### Exercise goal
Return, from the material below, each line in which "sensitivity" occurs.

### Input
■ ■ ■ ■ ■

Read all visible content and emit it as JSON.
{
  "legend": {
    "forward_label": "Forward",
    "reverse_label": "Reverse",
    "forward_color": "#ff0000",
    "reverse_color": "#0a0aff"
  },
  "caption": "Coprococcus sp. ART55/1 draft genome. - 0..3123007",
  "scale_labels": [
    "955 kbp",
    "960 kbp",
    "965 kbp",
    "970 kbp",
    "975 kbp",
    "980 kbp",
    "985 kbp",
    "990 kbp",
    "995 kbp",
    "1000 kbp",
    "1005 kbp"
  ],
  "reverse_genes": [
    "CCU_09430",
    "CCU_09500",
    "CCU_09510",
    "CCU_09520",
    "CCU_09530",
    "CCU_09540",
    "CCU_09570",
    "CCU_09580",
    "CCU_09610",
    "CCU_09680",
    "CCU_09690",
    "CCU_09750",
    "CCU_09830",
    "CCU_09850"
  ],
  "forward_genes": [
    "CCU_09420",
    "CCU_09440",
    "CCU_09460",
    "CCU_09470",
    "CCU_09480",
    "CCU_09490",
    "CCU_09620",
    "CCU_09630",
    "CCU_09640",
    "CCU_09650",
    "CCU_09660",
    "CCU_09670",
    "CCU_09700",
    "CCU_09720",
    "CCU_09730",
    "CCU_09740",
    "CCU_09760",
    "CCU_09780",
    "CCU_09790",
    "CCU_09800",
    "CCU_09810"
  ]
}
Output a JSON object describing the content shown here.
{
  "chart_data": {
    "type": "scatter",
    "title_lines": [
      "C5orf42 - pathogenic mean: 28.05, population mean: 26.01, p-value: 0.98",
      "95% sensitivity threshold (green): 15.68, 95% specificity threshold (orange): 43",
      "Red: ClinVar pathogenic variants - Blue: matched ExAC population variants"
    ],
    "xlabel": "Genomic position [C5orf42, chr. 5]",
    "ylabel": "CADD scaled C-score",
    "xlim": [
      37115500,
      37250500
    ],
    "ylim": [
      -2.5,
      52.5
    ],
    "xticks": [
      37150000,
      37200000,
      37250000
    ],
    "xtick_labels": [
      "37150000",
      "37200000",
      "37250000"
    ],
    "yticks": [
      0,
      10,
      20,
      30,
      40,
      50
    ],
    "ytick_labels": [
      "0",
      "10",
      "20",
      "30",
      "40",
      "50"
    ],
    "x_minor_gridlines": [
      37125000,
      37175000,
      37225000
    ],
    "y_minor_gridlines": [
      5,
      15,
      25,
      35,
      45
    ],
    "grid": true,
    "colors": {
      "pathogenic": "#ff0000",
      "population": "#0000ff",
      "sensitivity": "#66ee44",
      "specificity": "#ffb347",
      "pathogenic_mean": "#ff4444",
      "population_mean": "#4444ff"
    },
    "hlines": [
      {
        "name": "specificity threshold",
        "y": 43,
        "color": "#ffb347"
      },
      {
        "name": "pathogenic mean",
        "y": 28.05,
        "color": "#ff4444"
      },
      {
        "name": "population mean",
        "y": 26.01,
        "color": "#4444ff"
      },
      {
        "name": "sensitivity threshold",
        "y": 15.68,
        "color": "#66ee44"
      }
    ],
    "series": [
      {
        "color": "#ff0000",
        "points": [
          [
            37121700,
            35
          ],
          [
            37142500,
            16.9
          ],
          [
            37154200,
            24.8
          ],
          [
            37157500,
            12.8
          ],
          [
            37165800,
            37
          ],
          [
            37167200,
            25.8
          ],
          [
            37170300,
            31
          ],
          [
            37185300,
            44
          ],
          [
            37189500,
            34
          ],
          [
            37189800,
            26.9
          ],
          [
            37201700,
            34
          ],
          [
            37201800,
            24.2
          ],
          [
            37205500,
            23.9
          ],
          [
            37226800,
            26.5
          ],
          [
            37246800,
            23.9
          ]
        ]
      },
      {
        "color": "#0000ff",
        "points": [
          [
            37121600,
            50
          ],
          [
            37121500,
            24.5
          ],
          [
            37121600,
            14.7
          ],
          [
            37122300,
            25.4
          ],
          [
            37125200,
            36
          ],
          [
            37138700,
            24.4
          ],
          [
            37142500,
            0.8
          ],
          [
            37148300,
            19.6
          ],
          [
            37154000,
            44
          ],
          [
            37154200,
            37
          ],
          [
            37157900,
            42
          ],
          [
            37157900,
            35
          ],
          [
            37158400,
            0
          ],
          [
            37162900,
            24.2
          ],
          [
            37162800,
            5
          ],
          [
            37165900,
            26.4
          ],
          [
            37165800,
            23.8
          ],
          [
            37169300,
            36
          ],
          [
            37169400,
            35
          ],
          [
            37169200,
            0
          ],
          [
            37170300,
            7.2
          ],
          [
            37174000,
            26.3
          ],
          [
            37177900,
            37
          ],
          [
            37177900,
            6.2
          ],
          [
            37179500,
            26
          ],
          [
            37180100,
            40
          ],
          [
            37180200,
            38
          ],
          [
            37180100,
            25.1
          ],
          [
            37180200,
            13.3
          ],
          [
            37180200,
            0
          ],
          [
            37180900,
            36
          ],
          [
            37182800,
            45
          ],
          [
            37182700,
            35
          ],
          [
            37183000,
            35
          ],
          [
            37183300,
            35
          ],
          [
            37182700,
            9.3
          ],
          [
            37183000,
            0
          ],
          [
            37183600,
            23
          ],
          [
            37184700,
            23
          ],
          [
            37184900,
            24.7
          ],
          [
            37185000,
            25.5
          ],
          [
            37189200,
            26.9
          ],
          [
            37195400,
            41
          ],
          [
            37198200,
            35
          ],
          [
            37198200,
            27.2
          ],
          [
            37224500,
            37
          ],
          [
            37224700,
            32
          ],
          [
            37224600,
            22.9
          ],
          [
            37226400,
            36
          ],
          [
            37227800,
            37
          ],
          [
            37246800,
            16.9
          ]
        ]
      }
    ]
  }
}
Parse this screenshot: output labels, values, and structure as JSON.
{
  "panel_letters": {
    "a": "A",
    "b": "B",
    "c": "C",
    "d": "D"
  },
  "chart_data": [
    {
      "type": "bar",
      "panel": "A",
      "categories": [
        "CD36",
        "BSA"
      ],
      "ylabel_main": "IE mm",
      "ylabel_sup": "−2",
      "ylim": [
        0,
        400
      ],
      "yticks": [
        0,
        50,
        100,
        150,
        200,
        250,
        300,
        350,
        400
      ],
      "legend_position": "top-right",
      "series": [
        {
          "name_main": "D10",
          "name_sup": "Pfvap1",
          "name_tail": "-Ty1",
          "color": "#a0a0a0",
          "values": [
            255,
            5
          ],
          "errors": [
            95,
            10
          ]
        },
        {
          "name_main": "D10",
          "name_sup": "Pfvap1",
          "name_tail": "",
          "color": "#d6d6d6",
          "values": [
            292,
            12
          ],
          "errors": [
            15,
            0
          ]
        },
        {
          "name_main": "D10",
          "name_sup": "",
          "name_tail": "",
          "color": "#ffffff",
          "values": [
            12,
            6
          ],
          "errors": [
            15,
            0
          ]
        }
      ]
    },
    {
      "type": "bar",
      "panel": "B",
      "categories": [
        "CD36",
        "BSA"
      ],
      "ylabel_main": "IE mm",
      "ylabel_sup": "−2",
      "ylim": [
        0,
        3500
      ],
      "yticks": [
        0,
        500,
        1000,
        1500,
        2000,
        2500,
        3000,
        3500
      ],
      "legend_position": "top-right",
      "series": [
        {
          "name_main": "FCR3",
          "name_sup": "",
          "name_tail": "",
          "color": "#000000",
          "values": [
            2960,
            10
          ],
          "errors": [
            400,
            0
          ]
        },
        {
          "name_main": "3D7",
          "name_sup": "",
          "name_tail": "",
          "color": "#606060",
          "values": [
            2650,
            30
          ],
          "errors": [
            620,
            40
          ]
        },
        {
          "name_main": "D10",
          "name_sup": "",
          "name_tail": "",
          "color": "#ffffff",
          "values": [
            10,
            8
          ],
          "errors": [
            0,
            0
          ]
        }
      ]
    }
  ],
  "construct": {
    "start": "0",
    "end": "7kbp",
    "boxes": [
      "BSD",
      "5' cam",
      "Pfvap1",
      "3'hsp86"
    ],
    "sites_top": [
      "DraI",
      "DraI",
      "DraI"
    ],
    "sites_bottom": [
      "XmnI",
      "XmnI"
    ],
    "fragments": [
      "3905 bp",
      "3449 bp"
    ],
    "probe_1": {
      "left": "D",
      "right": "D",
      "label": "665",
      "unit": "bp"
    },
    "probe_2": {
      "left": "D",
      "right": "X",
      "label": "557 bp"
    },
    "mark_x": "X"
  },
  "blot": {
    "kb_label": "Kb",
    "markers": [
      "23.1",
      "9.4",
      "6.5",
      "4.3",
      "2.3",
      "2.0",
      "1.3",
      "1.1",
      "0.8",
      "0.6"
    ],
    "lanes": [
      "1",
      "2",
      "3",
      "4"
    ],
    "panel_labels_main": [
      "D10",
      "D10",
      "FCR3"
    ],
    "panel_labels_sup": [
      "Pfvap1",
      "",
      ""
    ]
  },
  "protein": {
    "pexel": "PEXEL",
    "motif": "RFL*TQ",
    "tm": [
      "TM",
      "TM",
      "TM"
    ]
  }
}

■ ■ ■ ■ ■

### Result for this exercise
      "95% sensitivity threshold (green): 15.68, 95% specificity threshold (orange): 43",
      "sensitivity": "#66ee44",
        "name": "sensitivity threshold",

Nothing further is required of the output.